● **ZU LÖSENDE AUFGABEN**:
A: Übertragen Sie aus dem Interview wörtlich den Abschnitt von „Dirk Rahn: Die“ bis einschließlich „eine wichtige Rolle.“.
B: Stimmen diese Aussagen mit dem Interview überein? Antworten Sie jeweils mit Ja oder Nein und zitieren Sie die entscheidenden Worte wörtlich: (i) Hermes hat in Graben das vierte von insgesamt neun neuen Logistikzentren eröffnet. (ii) Die Nähe zu Amazon war bei der Standortwahl in Graben der ausschlaggebende Punkt. (iii) Der lokale Arbeitsmarkt spielt bei der Standortwahl keine Rolle.

● **AUSGEWÄHLTER TEXTAUSZUG**:
-------
Neues Logistik-Zentrum Dirk Rahn von Hermes: "Logistik heißt immer auch Konsolidierung"
Dirk Rahn, Geschäftsführer Operations Hermes Germany
Dirk Rahn, Geschäftsführer Operations Hermes Germany
Das Wachstum des E-Commerce bringt die Logistik an ihre Grenzen. Gefragt sind neue Ideen und Mut zu unpopulären Maßnahmen - nicht nur von den Logistikern, sondern auch von der Politik und dem Handel.
Der Ort Graben bei Augsburg ist bekannt durch das Auslieferungslager von Amazon. Nun hat Hermes dort das vierte von insgesamt neun neuen Logistikzentren eröffnet. Wir sprachen mit Dirk Rahn, Geschäftsführer Operations Hermes Germany, über Herausforderungen wie die Skalierbarkeit der Logistik, Fahrermangel und höhere Preise.
Wie wichtig war bei Wahl des Standorts in Graben die Nähe zu Amazon?
Dirk Rahn: Die Nähe zu unseren Auftraggebern ist immer wichtig. Und Amazon ist natürlich ein großer Auftraggeber. Dennoch war das hier nicht der ausschlaggebende Punkt. Wir müssen immer die Balance finden zwischen der Nähe zu unseren Auftraggebern und der Nähe zu unserer Endkundschaft, die wir beliefern. Zusätzlich spielen Faktoren wie die infrastrukturelle Anbindung an das Straßennetz, die Bereitschaft der Kommune, einen Logistikdienstleister anzusiedeln, und der lokale Arbeitsmarkt eine wichtige Rolle.
-------
[Ein Datenblock]
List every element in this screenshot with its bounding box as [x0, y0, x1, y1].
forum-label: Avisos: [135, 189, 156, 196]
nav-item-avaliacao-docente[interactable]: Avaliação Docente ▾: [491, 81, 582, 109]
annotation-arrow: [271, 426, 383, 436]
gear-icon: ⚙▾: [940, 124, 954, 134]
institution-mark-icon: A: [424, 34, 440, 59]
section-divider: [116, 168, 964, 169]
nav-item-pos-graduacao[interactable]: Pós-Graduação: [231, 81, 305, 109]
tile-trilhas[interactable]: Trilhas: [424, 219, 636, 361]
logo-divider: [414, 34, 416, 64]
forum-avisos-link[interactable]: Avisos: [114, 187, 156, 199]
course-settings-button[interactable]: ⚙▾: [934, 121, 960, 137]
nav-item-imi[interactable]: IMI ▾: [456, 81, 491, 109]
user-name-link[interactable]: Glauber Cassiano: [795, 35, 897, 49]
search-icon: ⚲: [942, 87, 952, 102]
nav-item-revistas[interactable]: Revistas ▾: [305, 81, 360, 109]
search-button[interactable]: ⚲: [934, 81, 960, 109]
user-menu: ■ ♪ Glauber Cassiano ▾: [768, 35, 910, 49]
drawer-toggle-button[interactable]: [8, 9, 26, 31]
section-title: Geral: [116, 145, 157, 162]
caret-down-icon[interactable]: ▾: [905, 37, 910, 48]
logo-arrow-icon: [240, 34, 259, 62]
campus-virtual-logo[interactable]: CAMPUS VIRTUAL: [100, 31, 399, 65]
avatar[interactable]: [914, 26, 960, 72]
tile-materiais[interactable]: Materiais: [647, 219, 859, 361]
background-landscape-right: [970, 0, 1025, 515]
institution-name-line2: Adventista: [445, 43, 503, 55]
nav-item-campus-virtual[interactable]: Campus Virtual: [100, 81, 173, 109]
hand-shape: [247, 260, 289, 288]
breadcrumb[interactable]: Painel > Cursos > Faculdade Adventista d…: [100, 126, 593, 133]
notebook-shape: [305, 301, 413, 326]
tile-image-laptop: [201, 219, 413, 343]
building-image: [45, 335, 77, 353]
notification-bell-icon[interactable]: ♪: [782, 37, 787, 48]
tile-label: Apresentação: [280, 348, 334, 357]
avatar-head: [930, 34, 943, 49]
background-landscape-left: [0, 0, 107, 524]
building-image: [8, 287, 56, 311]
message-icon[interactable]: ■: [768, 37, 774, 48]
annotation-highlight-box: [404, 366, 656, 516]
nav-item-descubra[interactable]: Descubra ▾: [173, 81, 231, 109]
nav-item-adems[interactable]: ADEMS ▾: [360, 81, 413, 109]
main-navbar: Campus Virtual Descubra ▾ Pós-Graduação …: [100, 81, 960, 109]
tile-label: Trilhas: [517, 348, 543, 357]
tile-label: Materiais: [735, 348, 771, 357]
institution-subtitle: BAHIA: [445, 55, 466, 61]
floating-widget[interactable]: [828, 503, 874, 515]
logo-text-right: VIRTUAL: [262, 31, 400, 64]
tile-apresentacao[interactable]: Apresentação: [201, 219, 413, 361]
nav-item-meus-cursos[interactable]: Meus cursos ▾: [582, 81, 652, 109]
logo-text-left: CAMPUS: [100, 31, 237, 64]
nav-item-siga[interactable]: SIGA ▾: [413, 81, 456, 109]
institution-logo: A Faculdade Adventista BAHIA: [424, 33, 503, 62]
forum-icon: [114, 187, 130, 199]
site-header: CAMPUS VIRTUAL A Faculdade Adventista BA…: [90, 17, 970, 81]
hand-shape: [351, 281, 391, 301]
-------
● **DIE ERGEBNISSE**:
A:
Dirk Rahn: Die Nähe zu unseren Auftraggebern ist immer wichtig. Und Amazon ist natürlich ein großer Auftraggeber. Dennoch war das hier nicht der ausschlaggebende Punkt. Wir müssen immer die Balance finden zwischen der Nähe zu unseren Auftraggebern und der Nähe zu unserer Endkundschaft, die wir beliefern. Zusätzlich spielen Faktoren wie die infrastrukturelle Anbindung an das Straßennetz, die Bereitschaft der Kommune, einen Logistikdienstleister anzusiedeln, und der lokale Arbeitsmarkt eine wichtige Rolle.

B:
(i) Ja: „Nun hat Hermes dort das vierte von insgesamt neun neuen Logistikzentren eröffnet.“
(ii) Nein: „Dennoch war das hier nicht der ausschlaggebende Punkt.“
(iii) Nein: „Zusätzlich spielen Faktoren wie die infrastrukturelle Anbindung an das Straßennetz, die Bereitschaft der Kommune, einen Logistikdienstleister anzusiedeln, und der lokale Arbeitsmarkt eine wichtige Rolle.“